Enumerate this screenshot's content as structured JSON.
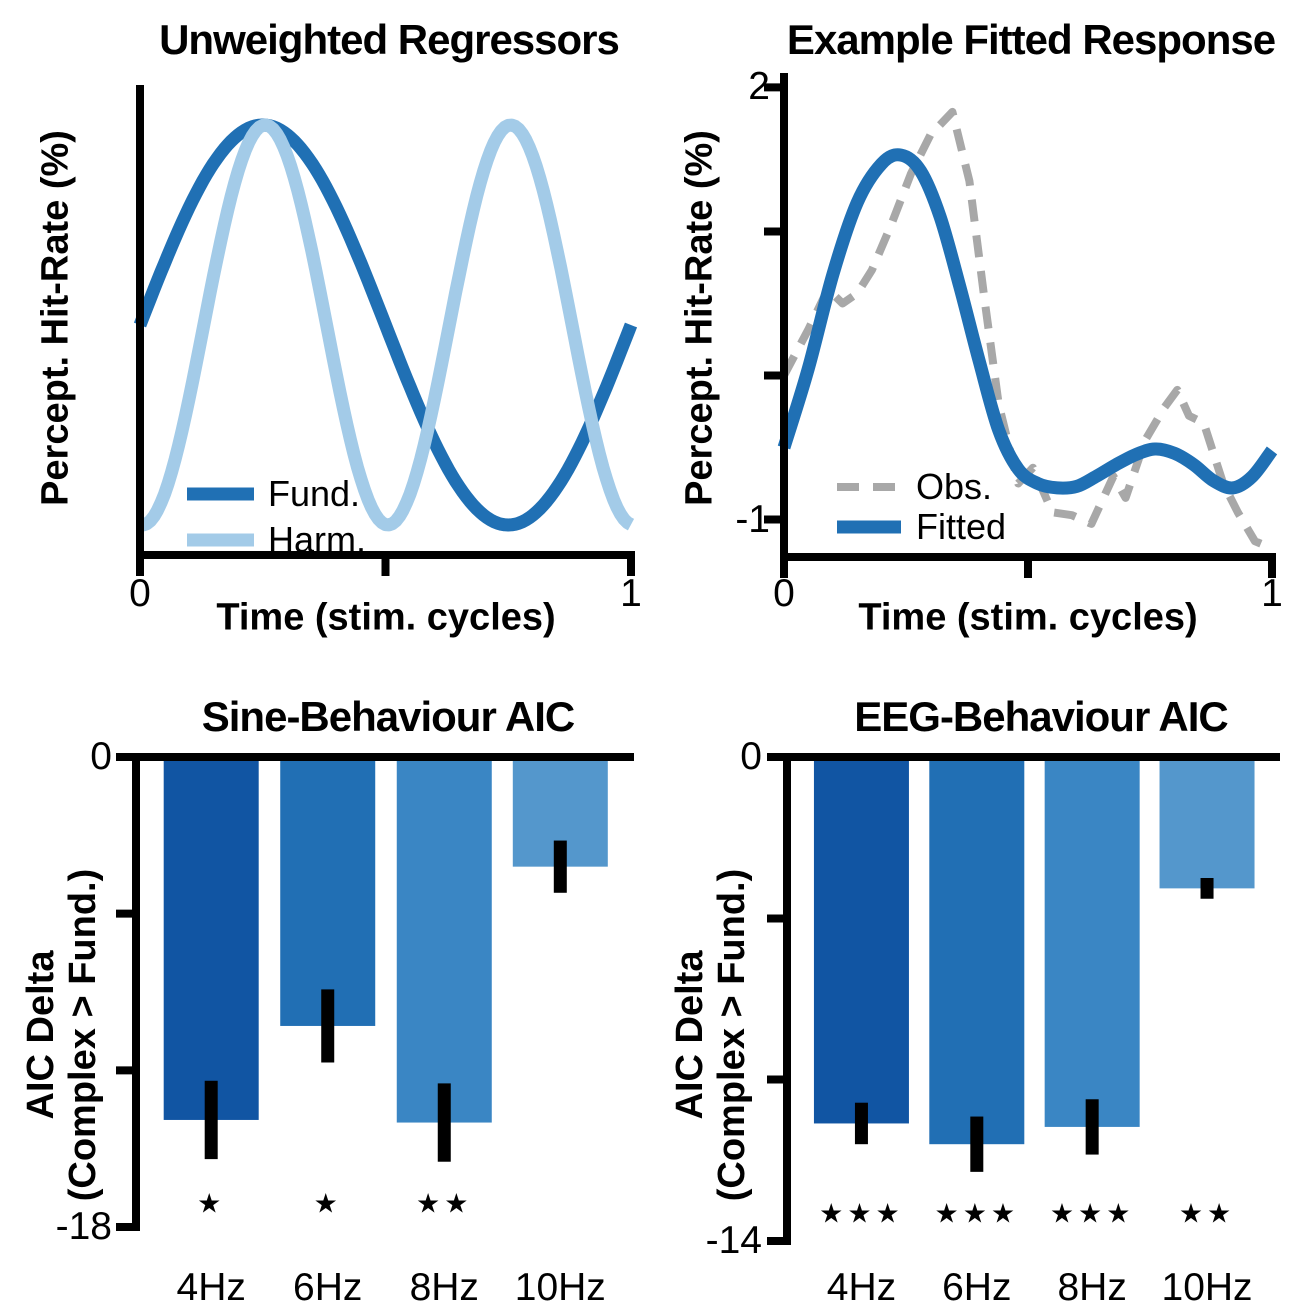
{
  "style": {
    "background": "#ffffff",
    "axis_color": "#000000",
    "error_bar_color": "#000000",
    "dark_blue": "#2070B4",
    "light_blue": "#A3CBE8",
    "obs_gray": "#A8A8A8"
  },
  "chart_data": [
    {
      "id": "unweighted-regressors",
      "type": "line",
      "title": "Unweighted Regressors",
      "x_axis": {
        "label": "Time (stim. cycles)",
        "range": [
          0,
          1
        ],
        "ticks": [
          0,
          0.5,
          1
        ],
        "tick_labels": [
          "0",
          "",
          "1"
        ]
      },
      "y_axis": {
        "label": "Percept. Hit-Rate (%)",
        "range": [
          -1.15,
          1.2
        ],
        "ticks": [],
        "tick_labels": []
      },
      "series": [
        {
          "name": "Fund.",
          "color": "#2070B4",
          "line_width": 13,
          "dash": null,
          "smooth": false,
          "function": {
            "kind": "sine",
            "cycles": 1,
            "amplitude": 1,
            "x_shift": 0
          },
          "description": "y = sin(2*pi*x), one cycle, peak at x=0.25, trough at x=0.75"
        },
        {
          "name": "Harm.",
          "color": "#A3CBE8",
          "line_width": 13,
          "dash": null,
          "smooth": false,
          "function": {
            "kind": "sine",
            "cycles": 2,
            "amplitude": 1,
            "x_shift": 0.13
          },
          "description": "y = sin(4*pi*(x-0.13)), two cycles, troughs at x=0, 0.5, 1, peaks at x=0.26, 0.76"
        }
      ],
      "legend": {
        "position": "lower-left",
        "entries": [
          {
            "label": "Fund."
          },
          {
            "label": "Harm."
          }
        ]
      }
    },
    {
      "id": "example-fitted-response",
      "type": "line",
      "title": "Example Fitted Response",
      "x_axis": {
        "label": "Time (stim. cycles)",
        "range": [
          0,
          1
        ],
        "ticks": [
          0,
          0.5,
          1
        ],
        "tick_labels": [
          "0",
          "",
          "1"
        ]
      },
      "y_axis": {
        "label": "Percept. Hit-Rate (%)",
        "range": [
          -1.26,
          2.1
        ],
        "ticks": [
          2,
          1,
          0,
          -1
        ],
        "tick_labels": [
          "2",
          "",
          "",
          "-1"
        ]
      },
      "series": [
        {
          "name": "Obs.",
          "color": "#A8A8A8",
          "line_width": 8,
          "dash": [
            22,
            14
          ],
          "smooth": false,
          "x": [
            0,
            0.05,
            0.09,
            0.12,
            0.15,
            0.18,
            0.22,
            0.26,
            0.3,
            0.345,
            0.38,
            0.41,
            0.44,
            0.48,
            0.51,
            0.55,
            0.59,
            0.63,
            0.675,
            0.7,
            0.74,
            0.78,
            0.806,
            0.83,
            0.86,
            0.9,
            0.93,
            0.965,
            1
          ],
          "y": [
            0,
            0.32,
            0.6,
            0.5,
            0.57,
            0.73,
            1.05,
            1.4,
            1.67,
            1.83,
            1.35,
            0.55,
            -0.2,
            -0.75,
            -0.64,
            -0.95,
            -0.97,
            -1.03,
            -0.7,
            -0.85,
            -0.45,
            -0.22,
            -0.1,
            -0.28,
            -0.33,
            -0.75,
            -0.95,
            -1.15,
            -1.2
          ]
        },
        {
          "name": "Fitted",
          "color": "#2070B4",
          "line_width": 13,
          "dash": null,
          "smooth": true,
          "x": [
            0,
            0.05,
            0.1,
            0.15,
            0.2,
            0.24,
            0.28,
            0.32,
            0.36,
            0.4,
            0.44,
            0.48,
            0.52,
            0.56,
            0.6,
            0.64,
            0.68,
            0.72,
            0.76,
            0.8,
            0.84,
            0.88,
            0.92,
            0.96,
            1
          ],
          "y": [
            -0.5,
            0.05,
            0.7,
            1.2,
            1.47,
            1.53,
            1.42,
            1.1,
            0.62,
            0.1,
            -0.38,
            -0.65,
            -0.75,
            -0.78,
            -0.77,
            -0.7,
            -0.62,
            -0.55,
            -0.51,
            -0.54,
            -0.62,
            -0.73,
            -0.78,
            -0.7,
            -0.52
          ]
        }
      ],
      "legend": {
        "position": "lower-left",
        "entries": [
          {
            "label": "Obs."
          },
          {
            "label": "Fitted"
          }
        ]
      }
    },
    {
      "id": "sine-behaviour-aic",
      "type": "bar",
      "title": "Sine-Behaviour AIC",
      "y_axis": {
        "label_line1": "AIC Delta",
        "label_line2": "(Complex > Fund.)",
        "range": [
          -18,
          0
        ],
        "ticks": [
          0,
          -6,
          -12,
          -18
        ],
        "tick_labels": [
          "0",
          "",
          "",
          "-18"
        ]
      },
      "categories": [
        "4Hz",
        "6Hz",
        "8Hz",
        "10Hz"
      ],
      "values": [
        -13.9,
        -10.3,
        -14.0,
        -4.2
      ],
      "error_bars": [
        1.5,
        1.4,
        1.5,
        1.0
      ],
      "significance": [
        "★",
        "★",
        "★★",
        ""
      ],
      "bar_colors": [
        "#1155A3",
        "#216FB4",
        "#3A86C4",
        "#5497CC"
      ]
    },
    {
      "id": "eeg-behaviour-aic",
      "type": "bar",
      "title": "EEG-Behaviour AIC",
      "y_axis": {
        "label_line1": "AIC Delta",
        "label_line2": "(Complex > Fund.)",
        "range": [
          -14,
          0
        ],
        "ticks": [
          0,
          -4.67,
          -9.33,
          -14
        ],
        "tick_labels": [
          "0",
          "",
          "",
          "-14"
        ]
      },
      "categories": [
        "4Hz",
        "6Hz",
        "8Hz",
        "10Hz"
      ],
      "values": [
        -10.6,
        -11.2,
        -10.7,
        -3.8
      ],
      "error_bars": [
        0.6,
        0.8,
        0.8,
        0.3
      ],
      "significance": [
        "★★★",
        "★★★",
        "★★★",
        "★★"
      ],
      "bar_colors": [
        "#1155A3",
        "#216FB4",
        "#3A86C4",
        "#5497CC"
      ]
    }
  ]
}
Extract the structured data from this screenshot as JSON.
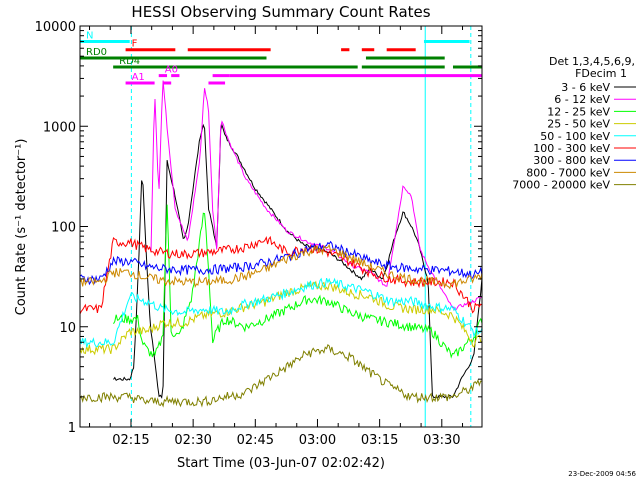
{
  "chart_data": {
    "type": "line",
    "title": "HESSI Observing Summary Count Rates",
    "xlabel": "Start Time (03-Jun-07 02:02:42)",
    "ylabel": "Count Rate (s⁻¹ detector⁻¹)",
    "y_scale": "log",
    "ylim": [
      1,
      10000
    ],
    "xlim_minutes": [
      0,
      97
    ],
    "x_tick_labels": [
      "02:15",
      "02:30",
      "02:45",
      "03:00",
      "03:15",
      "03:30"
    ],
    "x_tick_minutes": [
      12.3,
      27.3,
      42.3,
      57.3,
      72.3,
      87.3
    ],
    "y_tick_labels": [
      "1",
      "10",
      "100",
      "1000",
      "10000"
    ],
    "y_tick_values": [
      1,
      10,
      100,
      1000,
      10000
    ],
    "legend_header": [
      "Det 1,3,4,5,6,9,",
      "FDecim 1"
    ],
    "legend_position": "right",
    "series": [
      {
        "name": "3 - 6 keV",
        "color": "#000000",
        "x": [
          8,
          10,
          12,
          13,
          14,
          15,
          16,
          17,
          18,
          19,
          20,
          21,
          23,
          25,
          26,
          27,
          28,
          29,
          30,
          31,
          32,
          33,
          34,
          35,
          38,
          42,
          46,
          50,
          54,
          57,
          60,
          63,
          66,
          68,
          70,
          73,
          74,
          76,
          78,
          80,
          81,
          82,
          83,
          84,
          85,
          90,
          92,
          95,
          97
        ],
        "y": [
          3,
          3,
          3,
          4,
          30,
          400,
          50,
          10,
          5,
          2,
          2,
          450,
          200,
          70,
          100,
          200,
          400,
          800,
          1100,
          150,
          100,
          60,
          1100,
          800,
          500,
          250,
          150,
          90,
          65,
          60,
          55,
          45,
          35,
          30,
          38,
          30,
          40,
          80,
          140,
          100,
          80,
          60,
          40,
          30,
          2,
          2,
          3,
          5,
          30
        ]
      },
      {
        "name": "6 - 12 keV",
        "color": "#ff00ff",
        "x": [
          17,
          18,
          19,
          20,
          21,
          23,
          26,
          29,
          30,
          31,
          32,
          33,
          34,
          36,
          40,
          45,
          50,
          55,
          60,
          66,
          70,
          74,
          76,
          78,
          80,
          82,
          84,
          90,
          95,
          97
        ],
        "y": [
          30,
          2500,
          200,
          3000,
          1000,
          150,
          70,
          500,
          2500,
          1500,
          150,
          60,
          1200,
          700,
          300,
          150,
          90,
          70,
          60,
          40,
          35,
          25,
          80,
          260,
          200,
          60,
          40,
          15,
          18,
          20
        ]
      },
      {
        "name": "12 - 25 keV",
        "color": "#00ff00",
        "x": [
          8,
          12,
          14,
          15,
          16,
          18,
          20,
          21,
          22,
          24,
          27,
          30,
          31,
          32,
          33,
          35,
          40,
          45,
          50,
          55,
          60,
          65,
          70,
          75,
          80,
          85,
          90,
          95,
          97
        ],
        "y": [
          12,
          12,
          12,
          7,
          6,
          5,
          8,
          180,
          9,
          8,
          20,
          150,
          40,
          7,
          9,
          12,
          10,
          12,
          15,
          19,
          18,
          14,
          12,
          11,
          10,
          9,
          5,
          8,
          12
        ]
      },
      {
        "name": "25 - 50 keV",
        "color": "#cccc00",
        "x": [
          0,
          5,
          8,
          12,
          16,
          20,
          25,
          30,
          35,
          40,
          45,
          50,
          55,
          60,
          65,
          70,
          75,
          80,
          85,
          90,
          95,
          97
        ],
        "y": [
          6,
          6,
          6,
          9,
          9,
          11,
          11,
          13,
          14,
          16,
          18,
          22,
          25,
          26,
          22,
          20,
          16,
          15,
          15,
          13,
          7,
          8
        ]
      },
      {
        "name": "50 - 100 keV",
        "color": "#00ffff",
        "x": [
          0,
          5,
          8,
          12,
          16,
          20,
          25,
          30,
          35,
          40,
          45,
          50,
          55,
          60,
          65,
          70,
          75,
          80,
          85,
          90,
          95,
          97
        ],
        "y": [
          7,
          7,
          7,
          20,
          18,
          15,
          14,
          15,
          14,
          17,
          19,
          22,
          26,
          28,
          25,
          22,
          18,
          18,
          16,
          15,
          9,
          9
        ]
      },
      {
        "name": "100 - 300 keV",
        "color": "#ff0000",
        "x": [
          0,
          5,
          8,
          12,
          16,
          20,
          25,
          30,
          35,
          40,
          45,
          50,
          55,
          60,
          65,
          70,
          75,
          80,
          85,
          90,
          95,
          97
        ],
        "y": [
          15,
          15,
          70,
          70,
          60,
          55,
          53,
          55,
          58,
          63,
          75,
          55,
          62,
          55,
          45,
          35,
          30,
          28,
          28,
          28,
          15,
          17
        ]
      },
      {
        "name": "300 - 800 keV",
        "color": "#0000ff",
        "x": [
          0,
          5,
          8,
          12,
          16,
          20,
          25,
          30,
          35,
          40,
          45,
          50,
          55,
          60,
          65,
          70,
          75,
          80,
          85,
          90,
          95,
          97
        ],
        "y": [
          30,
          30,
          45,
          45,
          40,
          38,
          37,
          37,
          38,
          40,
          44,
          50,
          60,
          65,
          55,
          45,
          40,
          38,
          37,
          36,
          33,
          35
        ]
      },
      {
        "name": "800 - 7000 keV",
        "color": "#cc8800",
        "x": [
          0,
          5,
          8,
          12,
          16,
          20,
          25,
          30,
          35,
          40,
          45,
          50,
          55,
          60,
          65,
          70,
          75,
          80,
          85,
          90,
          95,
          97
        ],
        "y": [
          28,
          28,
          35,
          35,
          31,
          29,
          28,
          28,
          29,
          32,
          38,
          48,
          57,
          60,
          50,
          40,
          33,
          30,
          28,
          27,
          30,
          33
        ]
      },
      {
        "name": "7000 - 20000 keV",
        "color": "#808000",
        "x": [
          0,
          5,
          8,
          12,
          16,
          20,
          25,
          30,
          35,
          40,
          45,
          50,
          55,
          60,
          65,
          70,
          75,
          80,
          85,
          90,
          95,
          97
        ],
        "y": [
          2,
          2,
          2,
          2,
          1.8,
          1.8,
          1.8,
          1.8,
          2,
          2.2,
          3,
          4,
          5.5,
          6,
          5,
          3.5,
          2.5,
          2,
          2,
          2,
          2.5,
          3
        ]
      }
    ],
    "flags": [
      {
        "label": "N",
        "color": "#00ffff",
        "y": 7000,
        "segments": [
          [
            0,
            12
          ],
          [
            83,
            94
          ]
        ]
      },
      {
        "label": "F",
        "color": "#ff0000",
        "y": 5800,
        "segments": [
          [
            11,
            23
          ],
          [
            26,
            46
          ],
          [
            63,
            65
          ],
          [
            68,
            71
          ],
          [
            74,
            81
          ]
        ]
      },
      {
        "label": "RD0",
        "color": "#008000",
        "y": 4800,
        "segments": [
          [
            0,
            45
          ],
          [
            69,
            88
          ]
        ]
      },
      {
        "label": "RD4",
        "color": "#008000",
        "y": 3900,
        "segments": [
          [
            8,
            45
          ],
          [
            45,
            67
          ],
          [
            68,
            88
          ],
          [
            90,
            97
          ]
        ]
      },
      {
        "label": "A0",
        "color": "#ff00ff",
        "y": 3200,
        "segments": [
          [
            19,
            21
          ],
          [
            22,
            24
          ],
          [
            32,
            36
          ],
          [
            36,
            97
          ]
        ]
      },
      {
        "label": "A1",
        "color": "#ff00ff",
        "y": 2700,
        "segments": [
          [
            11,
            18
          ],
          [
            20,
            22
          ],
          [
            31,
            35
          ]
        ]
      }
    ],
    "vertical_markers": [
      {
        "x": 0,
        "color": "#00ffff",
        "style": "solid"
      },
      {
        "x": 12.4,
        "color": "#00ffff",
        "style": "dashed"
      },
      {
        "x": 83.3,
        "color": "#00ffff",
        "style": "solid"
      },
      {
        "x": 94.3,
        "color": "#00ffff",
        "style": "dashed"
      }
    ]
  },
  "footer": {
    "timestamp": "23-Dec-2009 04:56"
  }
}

◇ ◇ ◇ ◇ ◇

[Exercise brief]: Pull out every line above that holds the word "Count".

[Completed task]:
    "title": "HESSI Observing Summary Count Rates",
    "ylabel": "Count Rate (s⁻¹ detector⁻¹)",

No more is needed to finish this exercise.